◆ TASK ◆
Retype exactly the lines below, starting with the line that contains "Type out the text in this image." and ending with the last line; leave out any pictures.

◆ SUPPLIED DATA ◆
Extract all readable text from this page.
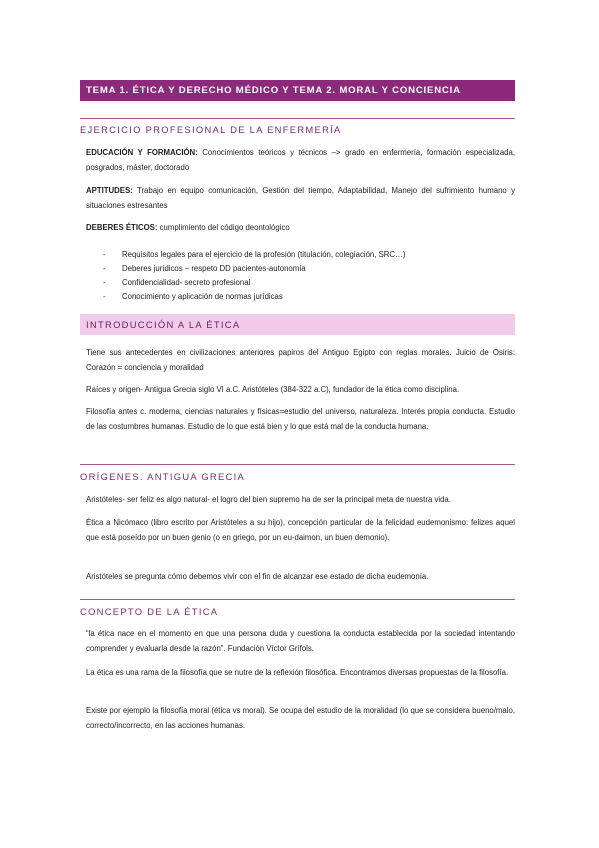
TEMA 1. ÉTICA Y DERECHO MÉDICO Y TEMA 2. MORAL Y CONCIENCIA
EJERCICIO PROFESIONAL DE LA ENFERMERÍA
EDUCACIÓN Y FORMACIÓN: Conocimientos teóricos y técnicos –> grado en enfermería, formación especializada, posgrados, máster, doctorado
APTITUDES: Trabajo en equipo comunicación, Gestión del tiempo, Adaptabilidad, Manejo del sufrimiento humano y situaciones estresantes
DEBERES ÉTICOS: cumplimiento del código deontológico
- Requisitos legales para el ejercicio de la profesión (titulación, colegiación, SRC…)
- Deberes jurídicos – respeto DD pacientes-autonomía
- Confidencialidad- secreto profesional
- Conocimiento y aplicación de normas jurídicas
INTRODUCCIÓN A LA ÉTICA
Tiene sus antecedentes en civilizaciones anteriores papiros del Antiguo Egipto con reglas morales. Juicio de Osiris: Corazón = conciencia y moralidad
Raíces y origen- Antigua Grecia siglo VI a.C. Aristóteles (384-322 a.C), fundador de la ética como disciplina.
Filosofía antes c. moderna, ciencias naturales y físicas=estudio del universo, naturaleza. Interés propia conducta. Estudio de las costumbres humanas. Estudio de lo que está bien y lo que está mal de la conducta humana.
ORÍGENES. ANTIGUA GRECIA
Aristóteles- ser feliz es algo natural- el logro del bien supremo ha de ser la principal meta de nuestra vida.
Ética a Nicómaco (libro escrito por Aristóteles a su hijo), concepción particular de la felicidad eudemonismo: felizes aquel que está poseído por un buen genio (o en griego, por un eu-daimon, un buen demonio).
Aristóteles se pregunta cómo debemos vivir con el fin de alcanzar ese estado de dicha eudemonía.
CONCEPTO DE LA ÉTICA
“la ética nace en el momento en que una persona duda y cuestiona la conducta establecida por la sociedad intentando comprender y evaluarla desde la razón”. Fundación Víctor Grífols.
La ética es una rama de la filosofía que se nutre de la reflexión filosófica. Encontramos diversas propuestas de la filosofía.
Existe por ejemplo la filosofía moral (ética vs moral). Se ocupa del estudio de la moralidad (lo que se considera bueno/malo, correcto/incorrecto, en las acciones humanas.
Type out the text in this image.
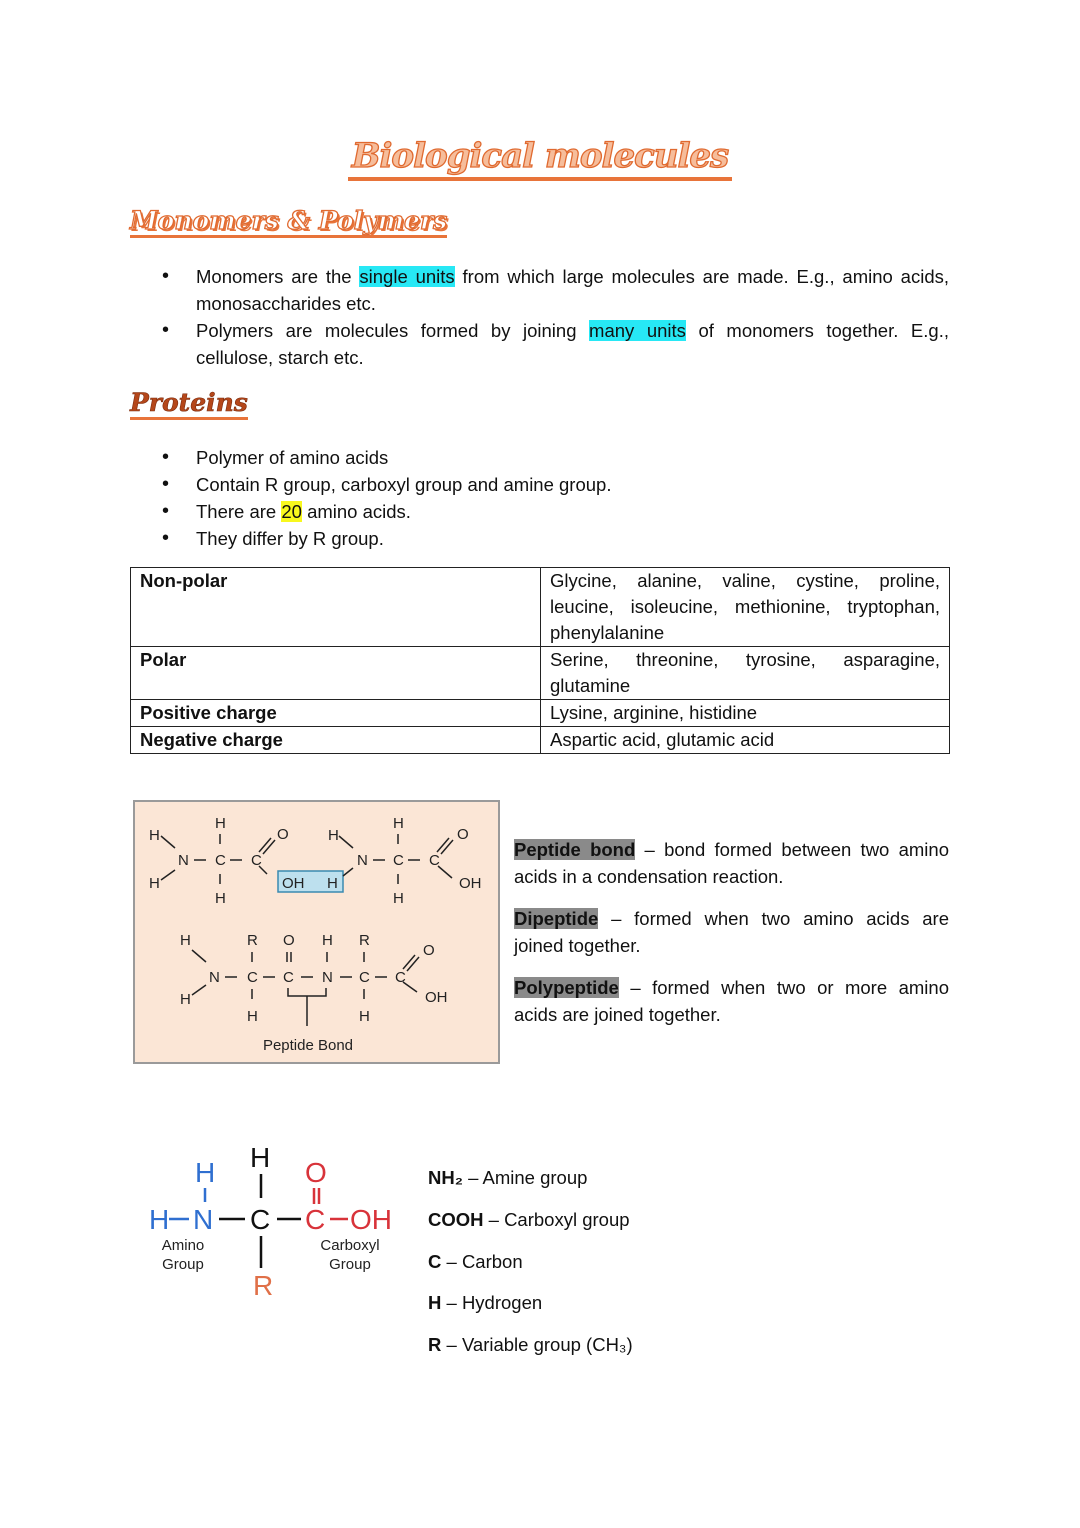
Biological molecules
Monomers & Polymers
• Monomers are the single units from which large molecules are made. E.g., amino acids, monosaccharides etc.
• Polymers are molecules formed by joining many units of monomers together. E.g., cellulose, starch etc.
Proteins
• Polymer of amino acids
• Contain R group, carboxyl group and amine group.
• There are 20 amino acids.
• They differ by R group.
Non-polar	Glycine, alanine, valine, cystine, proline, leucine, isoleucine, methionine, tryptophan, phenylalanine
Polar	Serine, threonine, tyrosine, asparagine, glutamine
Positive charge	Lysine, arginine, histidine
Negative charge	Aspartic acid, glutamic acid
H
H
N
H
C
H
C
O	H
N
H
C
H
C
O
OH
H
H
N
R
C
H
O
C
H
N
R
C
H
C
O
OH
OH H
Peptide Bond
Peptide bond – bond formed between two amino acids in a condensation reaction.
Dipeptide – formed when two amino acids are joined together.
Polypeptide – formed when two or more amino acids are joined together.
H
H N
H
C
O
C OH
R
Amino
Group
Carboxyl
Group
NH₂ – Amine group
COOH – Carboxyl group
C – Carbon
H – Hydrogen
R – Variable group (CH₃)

◆ TASK RESPONSE ◆
Type out the text in this image.
Biological molecules
Monomers & Polymers
• Monomers are the single units from which large molecules are made. E.g., amino acids, monosaccharides etc.
• Polymers are molecules formed by joining many units of monomers together. E.g., cellulose, starch etc.
Proteins
• Polymer of amino acids
• Contain R group, carboxyl group and amine group.
• There are 20 amino acids.
• They differ by R group.
Non-polar	Glycine, alanine, valine, cystine, proline, leucine, isoleucine, methionine, tryptophan, phenylalanine
Polar	Serine, threonine, tyrosine, asparagine, glutamine
Positive charge	Lysine, arginine, histidine
Negative charge	Aspartic acid, glutamic acid
H
H
N
H
C
H
C
O	H
N
H
C
H
C
O
OH
H
H
N
R
C
H
O
C
H
N
R
C
H
C
O
OH
OH H
Peptide Bond
Peptide bond – bond formed between two amino acids in a condensation reaction.
Dipeptide – formed when two amino acids are joined together.
Polypeptide – formed when two or more amino acids are joined together.
H
H N
H
C
O
C OH
R
Amino
Group
Carboxyl
Group
NH₂ – Amine group
COOH – Carboxyl group
C – Carbon
H – Hydrogen
R – Variable group (CH₃)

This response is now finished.